*Extrait du texte*:
··········

Vous vous apprêtez à recevoir le 15 septembre le président sénégalais, Macky Sall, triomphalement élu sous le signe du maintien des acquis démocratiques, de la transparence et de la bonne gouvernance. Une visite qui s'inscrit officiellement dans le cadre de la cinquième conférence de reconstitution des ressources du Fonds mondial de lutte contre le sida, la tuberculose et le paludisme, qui se tiendra à Montréal les 16 et 17 septembre.

Le Sénégal s'est toujours positionné, à juste titre, comme une vitrine démocratique en Afrique. La maturité du peuple sénégalais a été saluée sous les gouvernements de Léopold Sédar Senghor, Abdou Diouf et Abdoulaye Wade. Mais sachez, Monsieur le premier ministre, que notre pays d'origine a connu un recul démocratique sous le règne de l'actuel président Macky Sall, qui avait pourtant recueilli 65,80 % au deuxième tour de la présidentielle de mars 2012.

Le Canada est le pays des droits, des libertés et de la démocratie. Les valeurs canadiennes se traduisent, entre autres, par l'idéal démocratique, la liberté d'expression, la liberté, la diversité, l'égalité entre les citoyens, etc. Au-delà de la prospérité économique, la liberté d'expression, les droits à l'égalité face à la loi ainsi que le respect des libertés individuelles poussent les immigrants à choisir ce pays de paix qui a une vocation de conciliateur dans les relations diplomatiques mondiales.

«Les gestes posés par le président que vous accueillez sont dignes d'un dictateur, trahissant ainsi tous les espoirs de son peuple.»

Monsieur le premier ministre, les gestes posés par le président que vous accueillez sont dignes d'un dictateur, trahissant ainsi tous les espoirs de son peuple. Les intérêts économiques du Canada ne doivent aucunement occulter les valeurs fondamentales du pays du multiculturalisme dont vous avez réussi, depuis votre élection, à restaurer l'image de marque sur le plan international.

Malgré la pauvreté au Sénégal , ce pays possède un potentiel économique très important dans le domaine minier (Sénégal : le nouvel eldorado minier titrait le journal Jeune Afrique), gazier (découverte de « 140 milliards de mètres cubes » de gaz naturel dans l'offshore sénégalais) et pétrolier (la plus importante découverte de pétrole dans les eaux sénégalaises (entre Saint-Louis et Kayar), gisement «le plus important d'Afrique de l'Ouest» (pétrole et gaz) selon le groupe pétrolier américain Kosmos Energy). Sur le site du gouvernement canadien, dans la rubrique Affaires mondiales Canada, on y présente les entreprises minières canadiennes très actives au Sénégal telles que Teranga Gold et Iamgold.

··········

*Données extraites*:
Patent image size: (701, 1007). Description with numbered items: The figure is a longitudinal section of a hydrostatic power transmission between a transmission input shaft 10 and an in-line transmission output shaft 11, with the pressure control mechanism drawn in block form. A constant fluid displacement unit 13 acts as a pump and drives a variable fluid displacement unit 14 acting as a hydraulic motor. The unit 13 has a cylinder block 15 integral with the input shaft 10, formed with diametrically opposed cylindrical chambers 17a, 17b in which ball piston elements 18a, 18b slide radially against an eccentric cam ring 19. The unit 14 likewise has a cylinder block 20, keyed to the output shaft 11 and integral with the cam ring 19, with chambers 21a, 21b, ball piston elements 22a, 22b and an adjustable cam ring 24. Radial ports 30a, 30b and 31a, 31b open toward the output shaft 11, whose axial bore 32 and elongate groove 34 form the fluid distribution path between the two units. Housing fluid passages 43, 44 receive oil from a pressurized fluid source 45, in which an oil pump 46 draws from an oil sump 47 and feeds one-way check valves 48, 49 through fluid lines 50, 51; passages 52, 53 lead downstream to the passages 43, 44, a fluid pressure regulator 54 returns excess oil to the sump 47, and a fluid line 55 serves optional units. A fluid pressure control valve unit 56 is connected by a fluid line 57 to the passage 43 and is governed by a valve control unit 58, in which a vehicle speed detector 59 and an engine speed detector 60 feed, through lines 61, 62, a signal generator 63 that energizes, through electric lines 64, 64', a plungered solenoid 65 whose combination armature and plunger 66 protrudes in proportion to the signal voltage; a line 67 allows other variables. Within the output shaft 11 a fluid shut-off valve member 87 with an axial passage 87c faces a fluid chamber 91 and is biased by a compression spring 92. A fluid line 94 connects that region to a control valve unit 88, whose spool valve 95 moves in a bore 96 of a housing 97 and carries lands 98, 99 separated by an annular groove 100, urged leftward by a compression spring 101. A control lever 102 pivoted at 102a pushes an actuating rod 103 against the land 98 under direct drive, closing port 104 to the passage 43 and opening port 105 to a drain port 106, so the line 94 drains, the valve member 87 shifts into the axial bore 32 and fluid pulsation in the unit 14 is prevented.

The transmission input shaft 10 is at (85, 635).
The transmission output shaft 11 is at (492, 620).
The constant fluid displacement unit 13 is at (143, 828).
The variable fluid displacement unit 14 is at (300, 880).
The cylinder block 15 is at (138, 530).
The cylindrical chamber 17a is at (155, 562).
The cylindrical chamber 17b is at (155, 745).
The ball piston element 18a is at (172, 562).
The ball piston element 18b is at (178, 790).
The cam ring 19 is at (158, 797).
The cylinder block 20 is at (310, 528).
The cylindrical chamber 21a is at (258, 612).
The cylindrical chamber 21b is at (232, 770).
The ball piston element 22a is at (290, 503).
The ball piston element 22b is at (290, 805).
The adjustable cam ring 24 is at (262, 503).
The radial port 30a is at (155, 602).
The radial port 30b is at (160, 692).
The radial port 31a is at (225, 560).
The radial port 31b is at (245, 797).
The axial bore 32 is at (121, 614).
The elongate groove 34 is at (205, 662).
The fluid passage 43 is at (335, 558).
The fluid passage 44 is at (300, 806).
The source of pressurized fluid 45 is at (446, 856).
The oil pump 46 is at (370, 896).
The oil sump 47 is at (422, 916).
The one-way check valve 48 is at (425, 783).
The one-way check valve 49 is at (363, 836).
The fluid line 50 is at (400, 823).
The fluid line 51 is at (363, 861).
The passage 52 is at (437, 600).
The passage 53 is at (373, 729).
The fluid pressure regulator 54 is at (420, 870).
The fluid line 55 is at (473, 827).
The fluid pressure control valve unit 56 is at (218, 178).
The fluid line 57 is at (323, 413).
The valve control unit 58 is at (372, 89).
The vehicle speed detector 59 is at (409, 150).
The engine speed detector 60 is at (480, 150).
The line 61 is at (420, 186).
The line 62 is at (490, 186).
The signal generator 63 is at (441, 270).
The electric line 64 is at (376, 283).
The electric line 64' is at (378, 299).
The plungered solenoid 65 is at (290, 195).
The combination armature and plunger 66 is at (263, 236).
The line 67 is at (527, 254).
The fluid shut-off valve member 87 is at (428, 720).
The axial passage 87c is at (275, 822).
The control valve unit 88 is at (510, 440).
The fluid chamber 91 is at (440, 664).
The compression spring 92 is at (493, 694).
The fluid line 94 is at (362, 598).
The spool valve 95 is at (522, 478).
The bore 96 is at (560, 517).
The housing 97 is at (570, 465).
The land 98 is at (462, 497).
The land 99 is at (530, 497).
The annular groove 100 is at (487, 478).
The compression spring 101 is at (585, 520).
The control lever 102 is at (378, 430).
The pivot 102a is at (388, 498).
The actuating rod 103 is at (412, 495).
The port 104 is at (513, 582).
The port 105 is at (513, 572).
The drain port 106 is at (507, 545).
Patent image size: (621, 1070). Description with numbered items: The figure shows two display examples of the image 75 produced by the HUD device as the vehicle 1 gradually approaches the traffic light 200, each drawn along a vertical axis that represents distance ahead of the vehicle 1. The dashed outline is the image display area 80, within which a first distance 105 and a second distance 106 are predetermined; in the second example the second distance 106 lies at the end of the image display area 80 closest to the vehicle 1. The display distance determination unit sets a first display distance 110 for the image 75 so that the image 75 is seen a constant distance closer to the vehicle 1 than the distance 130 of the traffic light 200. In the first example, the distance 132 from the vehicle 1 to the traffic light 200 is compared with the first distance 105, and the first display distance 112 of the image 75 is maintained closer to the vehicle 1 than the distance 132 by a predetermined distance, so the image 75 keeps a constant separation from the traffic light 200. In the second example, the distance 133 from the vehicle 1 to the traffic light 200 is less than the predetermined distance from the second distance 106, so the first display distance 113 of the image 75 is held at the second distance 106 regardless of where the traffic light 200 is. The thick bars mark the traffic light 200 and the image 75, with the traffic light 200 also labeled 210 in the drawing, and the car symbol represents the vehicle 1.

··········

*À compléter*:
1 > Recopiez, dans la lettre sur la visite de Macky Sall, le passage qui s'ouvre sur les mots contenant « Le Canada est » et se ferme sur « relations diplomatiques mondiales. ».
2 > D'après la lettre sur la visite de Macky Sall, qu'est-ce qui pousse les immigrants à choisir le Canada ? Répondez en une à trois phrases.
3 > Rédigez la suite de la lettre sur la visite de Macky Sall, en partant de sa dernière phrase.

*Réponses finales*:
1 >
Le Canada est le pays des droits, des libertés et de la démocratie. Les valeurs canadiennes se traduisent, entre autres, par l'idéal démocratique, la liberté d'expression, la liberté, la diversité, l'égalité entre les citoyens, etc. Au-delà de la prospérité économique, la liberté d'expression, les droits à l'égalité face à la loi ainsi que le respect des libertés individuelles poussent les immigrants à choisir ce pays de paix qui a une vocation de conciliateur dans les relations diplomatiques mondiales.

2 > Au-delà de la prospérité économique, ce sont la liberté d'expression, les droits à l'égalité face à la loi et le respect des libertés individuelles qui poussent les immigrants à choisir le Canada. La lettre le présente comme un pays de paix ayant une vocation de conciliateur dans les relations diplomatiques mondiales.

3 >
Monsieur le premier ministre, le président pour lequel vous voulez dérouler le tapis rouge est allergique à la critique. Son Excellence Macky Sall avait juré de «réduire l'opposition à sa plus simple expression ». Il ne cesse de poser des actes qui vont dans le sens de sa déclaration tenue en marge du conseil des ministres décentralisés à Kaffrine en avril 2015. Il ne se limite plus à museler l'opposition et les mouvements citoyens (emprisonnement de plus de 30 prisonniers politiques ou prisonniers pour délit d'opinion, parfois sous le prétexte de la reddition de comptes, alors qu'il excelle dans une justice sélective (Lire à ce sujet cet article Détention des prisonniers politiques : le Sénégal de Macky Sall bat des records).

Il vient de radier de la fonction publique un lanceur d'alerte dont le seul crime est d'avoir rendu, dans un langage accessible aux Sénégalais, les injustices fiscales. Le leader du parti dénommé Patriote du Sénégal pour le travail, l'éthique et la fraternité (Pastef), Ousmane Sonko, par ailleurs inspecteur principal des impôts et domaines avait déclaré en mai 2016, au cours d'un panel « Les samedis de l'Economie », que les députés de l'Assemblée nationale ne payaient pas d'impôt (aucun reversement d'impôt sur le salaire n'a été fait dans un système de taxation par la retenue sur les salaires ou système d'exonération à la source). Selon M. Sonko, le frère du président de la République, Aliou Sall, qui est cité dans plusieurs scandales financiers, devrait verser au fisc sénégalais « un montant de 99 milliards de francs CFA» (l'équivalent de 224 millions $) sur la vente d'actions de la société Petro Tim, une nébuleuse du pétrole sciemment orchestrée que le journaliste d'investigation sénégalais basé aux États-Unis, Baba Aïdara, explique de manière pédagogique .

En guise de rappel, l'ancien président sénégalais, Abdoulaye Wade, avait accusé le frère du président «d'être détenteur de 30% des actions de la société Petro Tim à qui le président Macky Sall a confié le pétrole du Sénégal» (un délit d'initié).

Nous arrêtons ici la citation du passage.